#### Supplied data
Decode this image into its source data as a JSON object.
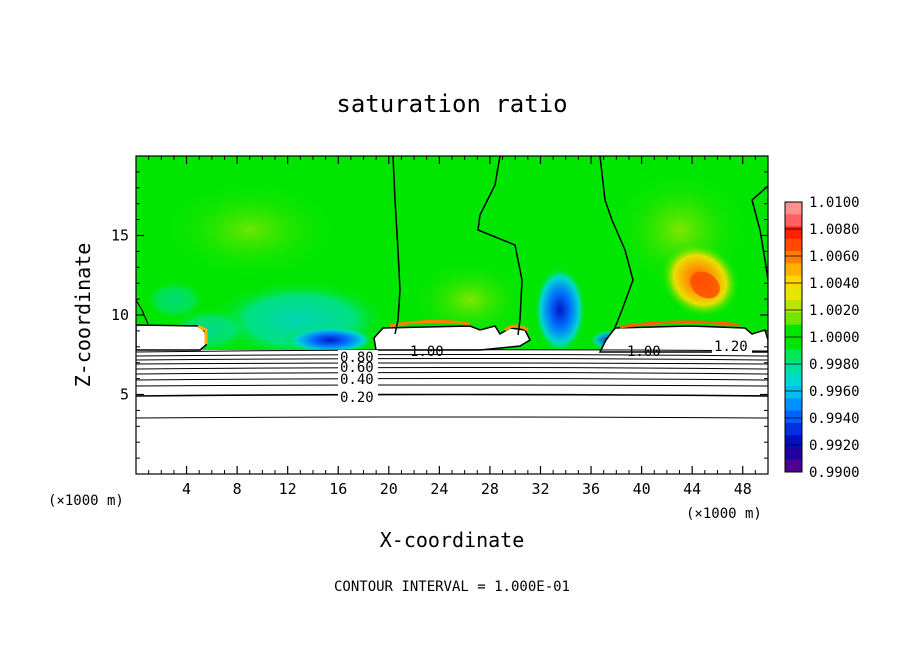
{
  "chart_data": {
    "type": "heatmap",
    "title": "saturation ratio",
    "xlabel": "X-coordinate",
    "ylabel": "Z-coordinate",
    "x_unit_left": "(×1000 m)",
    "x_unit_right": "(×1000 m)",
    "xlim": [
      0,
      50
    ],
    "ylim": [
      0,
      20
    ],
    "x_ticks": [
      "4",
      "8",
      "12",
      "16",
      "20",
      "24",
      "28",
      "32",
      "36",
      "40",
      "44",
      "48"
    ],
    "y_ticks": [
      "5",
      "10",
      "15"
    ],
    "colorbar": {
      "min": 0.99,
      "max": 1.01,
      "labels": [
        "1.0100",
        "1.0080",
        "1.0060",
        "1.0040",
        "1.0020",
        "1.0000",
        "0.9980",
        "0.9960",
        "0.9940",
        "0.9920",
        "0.9900"
      ]
    },
    "contour_labels": [
      "0.20",
      "0.40",
      "0.60",
      "0.80",
      "1.00",
      "1.00",
      "1.20"
    ],
    "footer": "CONTOUR INTERVAL = 1.000E-01",
    "colors": {
      "background_green": "#00e600",
      "yellow_green": "#a8e600",
      "yellow": "#ffd200",
      "orange": "#ff8000",
      "red": "#ff2000",
      "cyan": "#00e0c0",
      "blue": "#0060ff",
      "dark_blue": "#0010c0"
    }
  }
}
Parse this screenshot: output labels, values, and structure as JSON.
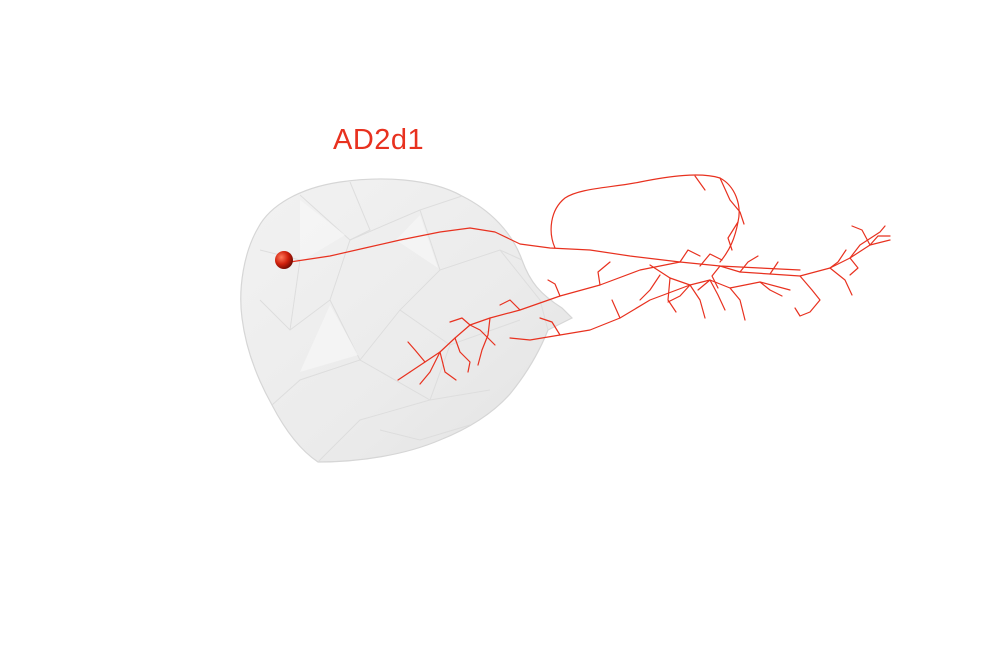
{
  "neuron": {
    "name": "AD2d1",
    "color": "#e8311f",
    "soma_color": "#c91a0a"
  },
  "mesh": {
    "fill": "#ececec",
    "edge": "#d9d9d9"
  }
}
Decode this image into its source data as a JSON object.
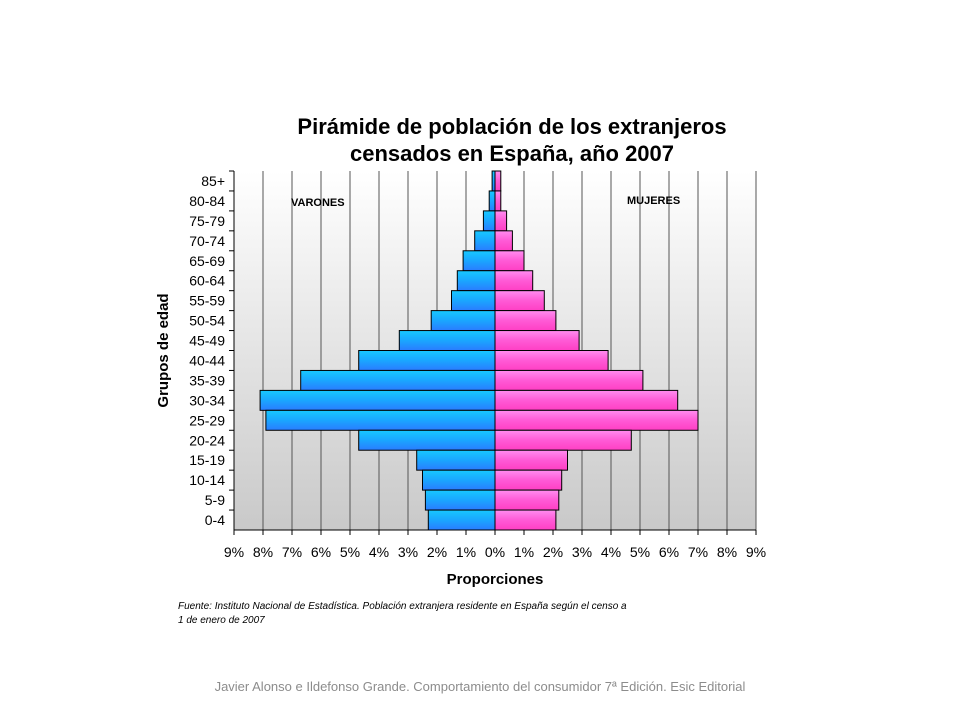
{
  "slide": {
    "footer": "Javier Alonso e Ildefonso Grande. Comportamiento del consumidor 7ª Edición. Esic Editorial"
  },
  "chart_data": {
    "type": "bar",
    "title_line1": "Pirámide de población de los extranjeros",
    "title_line2": "censados en España, año 2007",
    "xlabel": "Proporciones",
    "ylabel": "Grupos de edad",
    "source_line1": "Fuente: Instituto Nacional de Estadística. Población extranjera residente en España según el censo a",
    "source_line2": "1  de enero de 2007",
    "categories": [
      "85+",
      "80-84",
      "75-79",
      "70-74",
      "65-69",
      "60-64",
      "55-59",
      "50-54",
      "45-49",
      "40-44",
      "35-39",
      "30-34",
      "25-29",
      "20-24",
      "15-19",
      "10-14",
      "5-9",
      "0-4"
    ],
    "series": [
      {
        "name": "VARONES",
        "color": "#1fa3ff",
        "values": [
          0.1,
          0.2,
          0.4,
          0.7,
          1.1,
          1.3,
          1.5,
          2.2,
          3.3,
          4.7,
          6.7,
          8.1,
          7.9,
          4.7,
          2.7,
          2.5,
          2.4,
          2.3
        ]
      },
      {
        "name": "MUJERES",
        "color": "#ff5ad6",
        "values": [
          0.2,
          0.2,
          0.4,
          0.6,
          1.0,
          1.3,
          1.7,
          2.1,
          2.9,
          3.9,
          5.1,
          6.3,
          7.0,
          4.7,
          2.5,
          2.3,
          2.2,
          2.1
        ]
      }
    ],
    "xlim": [
      -9,
      9
    ],
    "xticks": [
      "9%",
      "8%",
      "7%",
      "6%",
      "5%",
      "4%",
      "3%",
      "2%",
      "1%",
      "0%",
      "1%",
      "2%",
      "3%",
      "4%",
      "5%",
      "6%",
      "7%",
      "8%",
      "9%"
    ],
    "grid": true
  }
}
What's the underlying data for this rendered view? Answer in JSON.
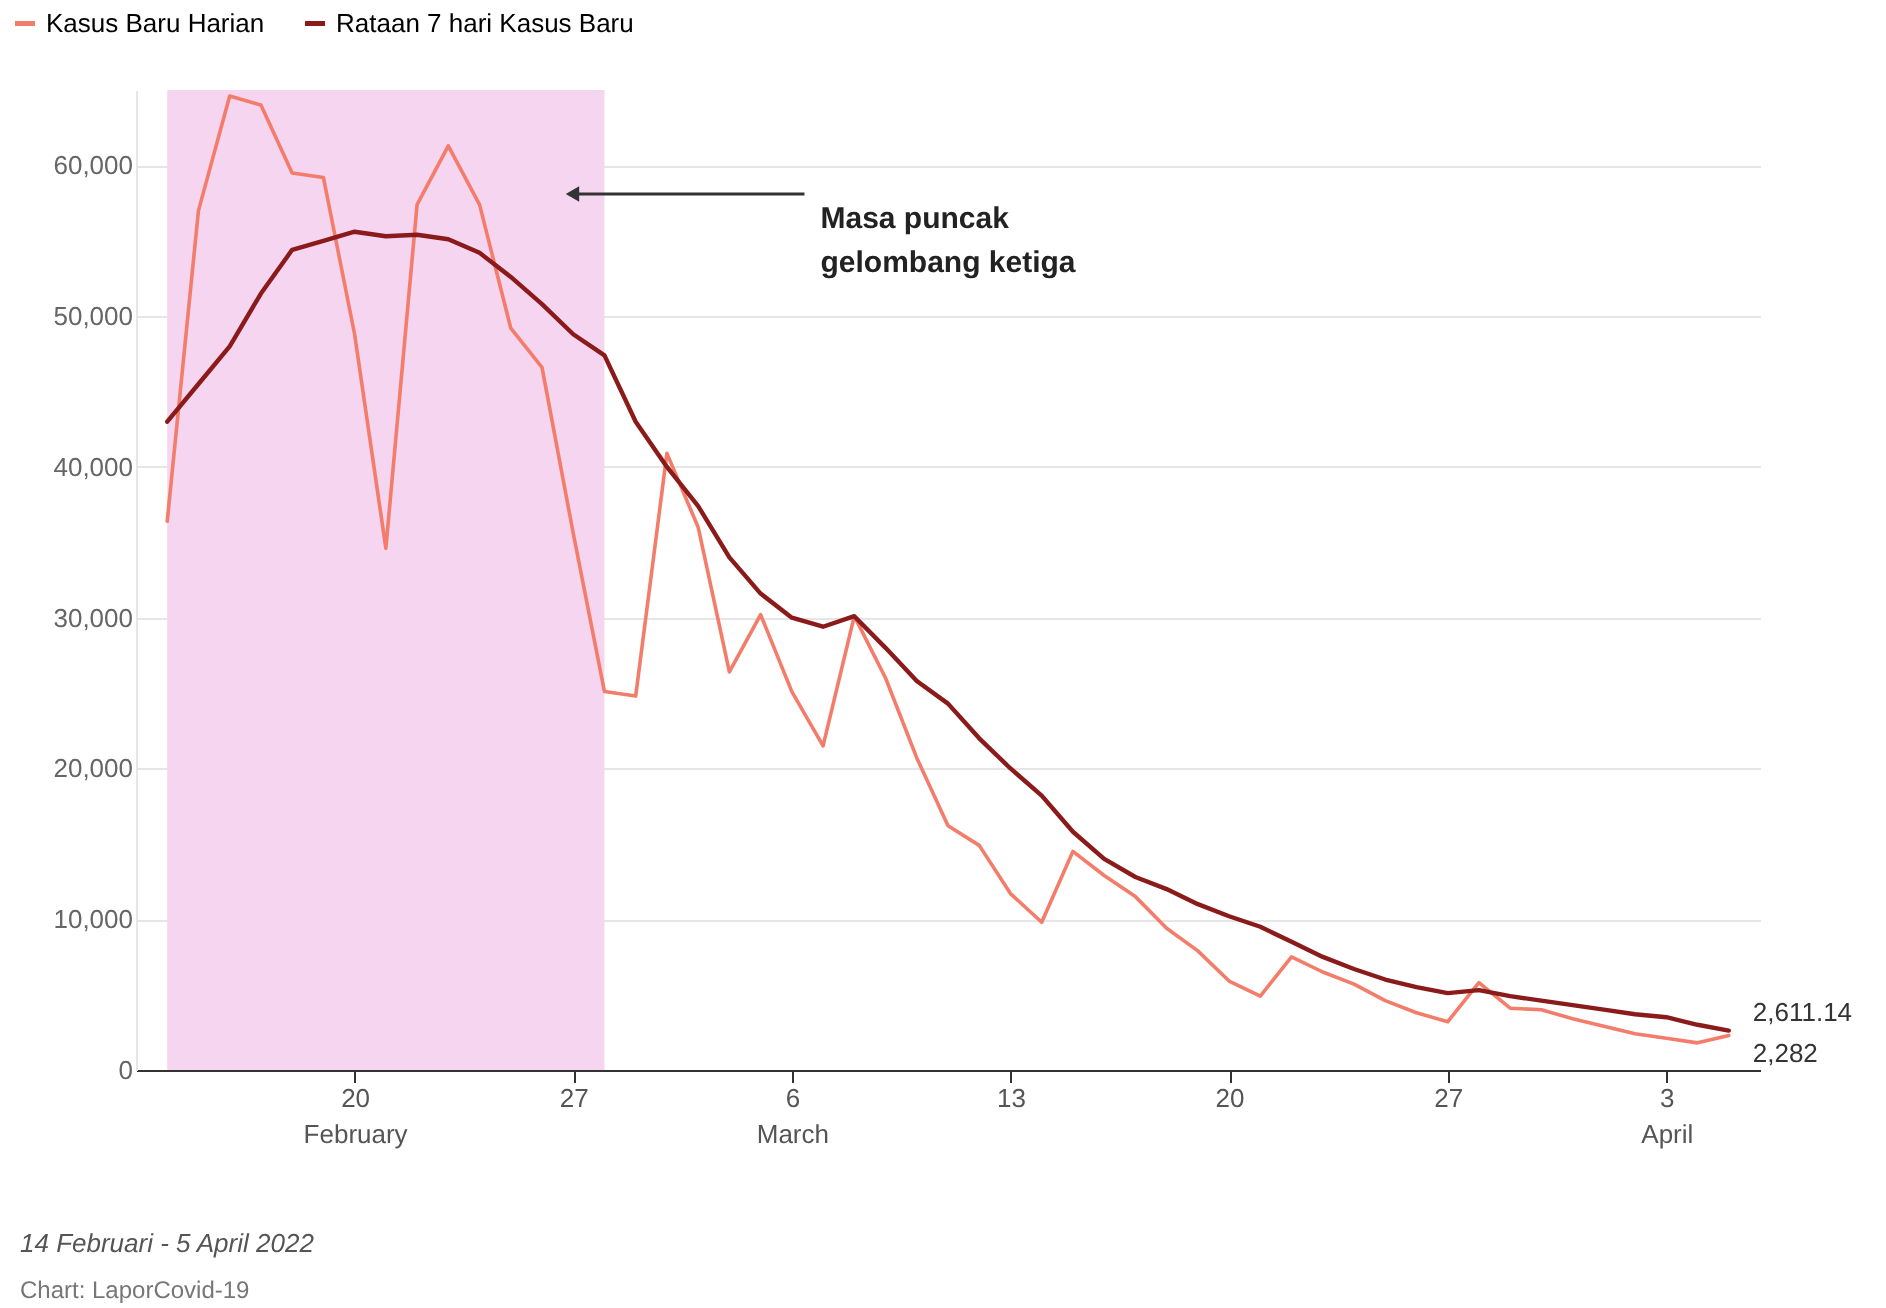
########
In your copy, leave out the pictures and reproduce the material above exactly.

Output for this exercise —
Decode this image into its source data as a JSON object.
{
  "chart_data": {
    "type": "heatmap",
    "title": "saturation ratio",
    "xlabel": "X-coordinate",
    "ylabel": "Z-coordinate",
    "x_unit_left": "(×1000 m)",
    "x_unit_right": "(×1000 m)",
    "xlim": [
      0,
      50
    ],
    "ylim": [
      0,
      20
    ],
    "x_ticks": [
      "4",
      "8",
      "12",
      "16",
      "20",
      "24",
      "28",
      "32",
      "36",
      "40",
      "44",
      "48"
    ],
    "y_ticks": [
      "5",
      "10",
      "15"
    ],
    "colorbar": {
      "min": 0.99,
      "max": 1.01,
      "labels": [
        "1.0100",
        "1.0080",
        "1.0060",
        "1.0040",
        "1.0020",
        "1.0000",
        "0.9980",
        "0.9960",
        "0.9940",
        "0.9920",
        "0.9900"
      ]
    },
    "contour_labels": [
      "0.20",
      "0.40",
      "0.60",
      "0.80",
      "1.00",
      "1.00",
      "1.20"
    ],
    "footer": "CONTOUR INTERVAL = 1.000E-01",
    "colors": {
      "background_green": "#00e600",
      "yellow_green": "#a8e600",
      "yellow": "#ffd200",
      "orange": "#ff8000",
      "red": "#ff2000",
      "cyan": "#00e0c0",
      "blue": "#0060ff",
      "dark_blue": "#0010c0"
    }
  }
}
Parse this screenshot: output labels, values, and structure as JSON.
{
  "neuron": {
    "name": "AD2d1",
    "color": "#e8311f",
    "soma_color": "#c91a0a"
  },
  "mesh": {
    "fill": "#ececec",
    "edge": "#d9d9d9"
  }
}
Decode this image into its source data as a JSON object.
{
  "slide": {
    "footer": "Javier Alonso e Ildefonso Grande. Comportamiento del consumidor 7ª Edición. Esic Editorial"
  },
  "chart_data": {
    "type": "bar",
    "title_line1": "Pirámide de población de los extranjeros",
    "title_line2": "censados en España, año 2007",
    "xlabel": "Proporciones",
    "ylabel": "Grupos de edad",
    "source_line1": "Fuente: Instituto Nacional de Estadística. Población extranjera residente en España según el censo a",
    "source_line2": "1  de enero de 2007",
    "categories": [
      "85+",
      "80-84",
      "75-79",
      "70-74",
      "65-69",
      "60-64",
      "55-59",
      "50-54",
      "45-49",
      "40-44",
      "35-39",
      "30-34",
      "25-29",
      "20-24",
      "15-19",
      "10-14",
      "5-9",
      "0-4"
    ],
    "series": [
      {
        "name": "VARONES",
        "color": "#1fa3ff",
        "values": [
          0.1,
          0.2,
          0.4,
          0.7,
          1.1,
          1.3,
          1.5,
          2.2,
          3.3,
          4.7,
          6.7,
          8.1,
          7.9,
          4.7,
          2.7,
          2.5,
          2.4,
          2.3
        ]
      },
      {
        "name": "MUJERES",
        "color": "#ff5ad6",
        "values": [
          0.2,
          0.2,
          0.4,
          0.6,
          1.0,
          1.3,
          1.7,
          2.1,
          2.9,
          3.9,
          5.1,
          6.3,
          7.0,
          4.7,
          2.5,
          2.3,
          2.2,
          2.1
        ]
      }
    ],
    "xlim": [
      -9,
      9
    ],
    "xticks": [
      "9%",
      "8%",
      "7%",
      "6%",
      "5%",
      "4%",
      "3%",
      "2%",
      "1%",
      "0%",
      "1%",
      "2%",
      "3%",
      "4%",
      "5%",
      "6%",
      "7%",
      "8%",
      "9%"
    ],
    "grid": true
  }
}
What's the underlying data for this rendered view? Answer in JSON.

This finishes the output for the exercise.